═══ Records shown ═══
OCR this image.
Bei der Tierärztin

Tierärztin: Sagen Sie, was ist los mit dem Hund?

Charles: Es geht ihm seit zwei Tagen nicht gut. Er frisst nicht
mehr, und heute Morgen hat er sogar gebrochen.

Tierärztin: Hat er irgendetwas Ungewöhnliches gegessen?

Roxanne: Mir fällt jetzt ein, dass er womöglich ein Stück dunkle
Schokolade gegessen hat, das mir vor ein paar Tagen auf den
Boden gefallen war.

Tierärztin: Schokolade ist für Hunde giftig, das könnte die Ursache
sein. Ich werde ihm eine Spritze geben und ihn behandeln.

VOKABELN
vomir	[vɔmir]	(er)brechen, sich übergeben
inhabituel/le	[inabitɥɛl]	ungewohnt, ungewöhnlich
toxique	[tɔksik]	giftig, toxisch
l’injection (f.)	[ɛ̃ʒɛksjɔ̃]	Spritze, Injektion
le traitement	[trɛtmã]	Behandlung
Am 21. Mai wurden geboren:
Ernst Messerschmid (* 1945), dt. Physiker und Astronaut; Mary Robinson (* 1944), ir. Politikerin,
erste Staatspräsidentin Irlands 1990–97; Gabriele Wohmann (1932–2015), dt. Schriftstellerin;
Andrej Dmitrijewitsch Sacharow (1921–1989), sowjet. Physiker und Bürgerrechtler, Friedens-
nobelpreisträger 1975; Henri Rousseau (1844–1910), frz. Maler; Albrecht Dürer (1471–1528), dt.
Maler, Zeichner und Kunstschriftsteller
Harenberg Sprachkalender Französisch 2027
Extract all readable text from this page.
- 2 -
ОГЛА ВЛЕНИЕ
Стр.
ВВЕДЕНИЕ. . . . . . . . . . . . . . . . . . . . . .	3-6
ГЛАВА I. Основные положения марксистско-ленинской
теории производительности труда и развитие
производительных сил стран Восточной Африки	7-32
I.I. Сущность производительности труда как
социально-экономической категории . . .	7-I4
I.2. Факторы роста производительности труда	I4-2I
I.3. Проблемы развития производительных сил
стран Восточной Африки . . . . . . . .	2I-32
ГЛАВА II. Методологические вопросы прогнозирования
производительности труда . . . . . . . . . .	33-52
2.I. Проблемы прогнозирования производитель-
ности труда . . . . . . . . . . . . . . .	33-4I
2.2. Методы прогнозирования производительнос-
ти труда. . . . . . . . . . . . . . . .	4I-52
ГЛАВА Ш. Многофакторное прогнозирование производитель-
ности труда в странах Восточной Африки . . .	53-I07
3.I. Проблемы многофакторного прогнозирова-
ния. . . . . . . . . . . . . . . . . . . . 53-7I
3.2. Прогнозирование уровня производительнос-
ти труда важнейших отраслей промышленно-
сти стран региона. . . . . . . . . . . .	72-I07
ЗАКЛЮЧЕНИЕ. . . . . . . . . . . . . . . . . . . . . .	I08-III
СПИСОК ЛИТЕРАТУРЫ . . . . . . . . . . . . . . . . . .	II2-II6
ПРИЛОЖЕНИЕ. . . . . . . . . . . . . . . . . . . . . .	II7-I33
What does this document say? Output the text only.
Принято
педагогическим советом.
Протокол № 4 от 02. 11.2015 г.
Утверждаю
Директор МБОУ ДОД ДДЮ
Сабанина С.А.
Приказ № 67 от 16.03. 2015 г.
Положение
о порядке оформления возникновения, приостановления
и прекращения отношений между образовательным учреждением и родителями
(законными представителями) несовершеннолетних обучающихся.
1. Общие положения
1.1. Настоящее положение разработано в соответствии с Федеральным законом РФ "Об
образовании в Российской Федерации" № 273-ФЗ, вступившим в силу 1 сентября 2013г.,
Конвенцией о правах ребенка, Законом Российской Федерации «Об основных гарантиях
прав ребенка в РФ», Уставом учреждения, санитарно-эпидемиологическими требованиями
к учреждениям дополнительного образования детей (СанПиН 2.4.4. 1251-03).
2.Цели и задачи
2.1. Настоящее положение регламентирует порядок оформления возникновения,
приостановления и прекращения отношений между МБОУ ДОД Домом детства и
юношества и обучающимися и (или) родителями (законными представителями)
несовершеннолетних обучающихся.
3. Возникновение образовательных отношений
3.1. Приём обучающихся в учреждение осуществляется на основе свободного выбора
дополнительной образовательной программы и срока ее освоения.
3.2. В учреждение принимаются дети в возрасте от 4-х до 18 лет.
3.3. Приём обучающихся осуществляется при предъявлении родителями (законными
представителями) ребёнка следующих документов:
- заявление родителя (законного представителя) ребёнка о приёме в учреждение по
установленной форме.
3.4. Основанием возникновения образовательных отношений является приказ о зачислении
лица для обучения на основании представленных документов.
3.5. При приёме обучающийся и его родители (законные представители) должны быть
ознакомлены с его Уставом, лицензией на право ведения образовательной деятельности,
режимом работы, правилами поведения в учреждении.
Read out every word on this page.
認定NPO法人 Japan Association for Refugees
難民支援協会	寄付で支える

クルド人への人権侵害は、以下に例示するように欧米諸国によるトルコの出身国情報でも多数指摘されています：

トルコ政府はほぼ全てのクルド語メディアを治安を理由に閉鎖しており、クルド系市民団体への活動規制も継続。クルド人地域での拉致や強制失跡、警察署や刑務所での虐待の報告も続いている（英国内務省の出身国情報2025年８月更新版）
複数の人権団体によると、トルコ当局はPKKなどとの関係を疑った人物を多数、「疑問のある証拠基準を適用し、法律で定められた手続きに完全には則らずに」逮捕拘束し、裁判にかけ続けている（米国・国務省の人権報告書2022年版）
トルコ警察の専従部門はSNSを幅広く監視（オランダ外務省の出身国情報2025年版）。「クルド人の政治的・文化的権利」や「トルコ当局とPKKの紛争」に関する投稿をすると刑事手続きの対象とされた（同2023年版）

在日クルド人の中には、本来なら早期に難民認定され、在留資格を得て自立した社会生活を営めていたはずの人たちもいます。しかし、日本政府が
═══
=== Given problem ===
Repeat all the records. Match each line exactly.

=== Exercise answer ===
OCR this image.
Bei der Tierärztin

Tierärztin: Sagen Sie, was ist los mit dem Hund?

Charles: Es geht ihm seit zwei Tagen nicht gut. Er frisst nicht
mehr, und heute Morgen hat er sogar gebrochen.

Tierärztin: Hat er irgendetwas Ungewöhnliches gegessen?

Roxanne: Mir fällt jetzt ein, dass er womöglich ein Stück dunkle
Schokolade gegessen hat, das mir vor ein paar Tagen auf den
Boden gefallen war.

Tierärztin: Schokolade ist für Hunde giftig, das könnte die Ursache
sein. Ich werde ihm eine Spritze geben und ihn behandeln.

VOKABELN
vomir	[vɔmir]	(er)brechen, sich übergeben
inhabituel/le	[inabitɥɛl]	ungewohnt, ungewöhnlich
toxique	[tɔksik]	giftig, toxisch
l’injection (f.)	[ɛ̃ʒɛksjɔ̃]	Spritze, Injektion
le traitement	[trɛtmã]	Behandlung
Am 21. Mai wurden geboren:
Ernst Messerschmid (* 1945), dt. Physiker und Astronaut; Mary Robinson (* 1944), ir. Politikerin,
erste Staatspräsidentin Irlands 1990–97; Gabriele Wohmann (1932–2015), dt. Schriftstellerin;
Andrej Dmitrijewitsch Sacharow (1921–1989), sowjet. Physiker und Bürgerrechtler, Friedens-
nobelpreisträger 1975; Henri Rousseau (1844–1910), frz. Maler; Albrecht Dürer (1471–1528), dt.
Maler, Zeichner und Kunstschriftsteller
Harenberg Sprachkalender Französisch 2027
Extract all readable text from this page.
- 2 -
ОГЛА ВЛЕНИЕ
Стр.
ВВЕДЕНИЕ. . . . . . . . . . . . . . . . . . . . . .	3-6
ГЛАВА I. Основные положения марксистско-ленинской
теории производительности труда и развитие
производительных сил стран Восточной Африки	7-32
I.I. Сущность производительности труда как
социально-экономической категории . . .	7-I4
I.2. Факторы роста производительности труда	I4-2I
I.3. Проблемы развития производительных сил
стран Восточной Африки . . . . . . . .	2I-32
ГЛАВА II. Методологические вопросы прогнозирования
производительности труда . . . . . . . . . .	33-52
2.I. Проблемы прогнозирования производитель-
ности труда . . . . . . . . . . . . . . .	33-4I
2.2. Методы прогнозирования производительнос-
ти труда. . . . . . . . . . . . . . . .	4I-52
ГЛАВА Ш. Многофакторное прогнозирование производитель-
ности труда в странах Восточной Африки . . .	53-I07
3.I. Проблемы многофакторного прогнозирова-
ния. . . . . . . . . . . . . . . . . . . . 53-7I
3.2. Прогнозирование уровня производительнос-
ти труда важнейших отраслей промышленно-
сти стран региона. . . . . . . . . . . .	72-I07
ЗАКЛЮЧЕНИЕ. . . . . . . . . . . . . . . . . . . . . .	I08-III
СПИСОК ЛИТЕРАТУРЫ . . . . . . . . . . . . . . . . . .	II2-II6
ПРИЛОЖЕНИЕ. . . . . . . . . . . . . . . . . . . . . .	II7-I33
What does this document say? Output the text only.
Принято
педагогическим советом.
Протокол № 4 от 02. 11.2015 г.
Утверждаю
Директор МБОУ ДОД ДДЮ
Сабанина С.А.
Приказ № 67 от 16.03. 2015 г.
Положение
о порядке оформления возникновения, приостановления
и прекращения отношений между образовательным учреждением и родителями
(законными представителями) несовершеннолетних обучающихся.
1. Общие положения
1.1. Настоящее положение разработано в соответствии с Федеральным законом РФ "Об
образовании в Российской Федерации" № 273-ФЗ, вступившим в силу 1 сентября 2013г.,
Конвенцией о правах ребенка, Законом Российской Федерации «Об основных гарантиях
прав ребенка в РФ», Уставом учреждения, санитарно-эпидемиологическими требованиями
к учреждениям дополнительного образования детей (СанПиН 2.4.4. 1251-03).
2.Цели и задачи
2.1. Настоящее положение регламентирует порядок оформления возникновения,
приостановления и прекращения отношений между МБОУ ДОД Домом детства и
юношества и обучающимися и (или) родителями (законными представителями)
несовершеннолетних обучающихся.
3. Возникновение образовательных отношений
3.1. Приём обучающихся в учреждение осуществляется на основе свободного выбора
дополнительной образовательной программы и срока ее освоения.
3.2. В учреждение принимаются дети в возрасте от 4-х до 18 лет.
3.3. Приём обучающихся осуществляется при предъявлении родителями (законными
представителями) ребёнка следующих документов:
- заявление родителя (законного представителя) ребёнка о приёме в учреждение по
установленной форме.
3.4. Основанием возникновения образовательных отношений является приказ о зачислении
лица для обучения на основании представленных документов.
3.5. При приёме обучающийся и его родители (законные представители) должны быть
ознакомлены с его Уставом, лицензией на право ведения образовательной деятельности,
режимом работы, правилами поведения в учреждении.
Read out every word on this page.
認定NPO法人 Japan Association for Refugees
難民支援協会	寄付で支える

クルド人への人権侵害は、以下に例示するように欧米諸国によるトルコの出身国情報でも多数指摘されています：

トルコ政府はほぼ全てのクルド語メディアを治安を理由に閉鎖しており、クルド系市民団体への活動規制も継続。クルド人地域での拉致や強制失跡、警察署や刑務所での虐待の報告も続いている（英国内務省の出身国情報2025年８月更新版）
複数の人権団体によると、トルコ当局はPKKなどとの関係を疑った人物を多数、「疑問のある証拠基準を適用し、法律で定められた手続きに完全には則らずに」逮捕拘束し、裁判にかけ続けている（米国・国務省の人権報告書2022年版）
トルコ警察の専従部門はSNSを幅広く監視（オランダ外務省の出身国情報2025年版）。「クルド人の政治的・文化的権利」や「トルコ当局とPKKの紛争」に関する投稿をすると刑事手続きの対象とされた（同2023年版）

在日クルド人の中には、本来なら早期に難民認定され、在留資格を得て自立した社会生活を営めていたはずの人たちもいます。しかし、日本政府が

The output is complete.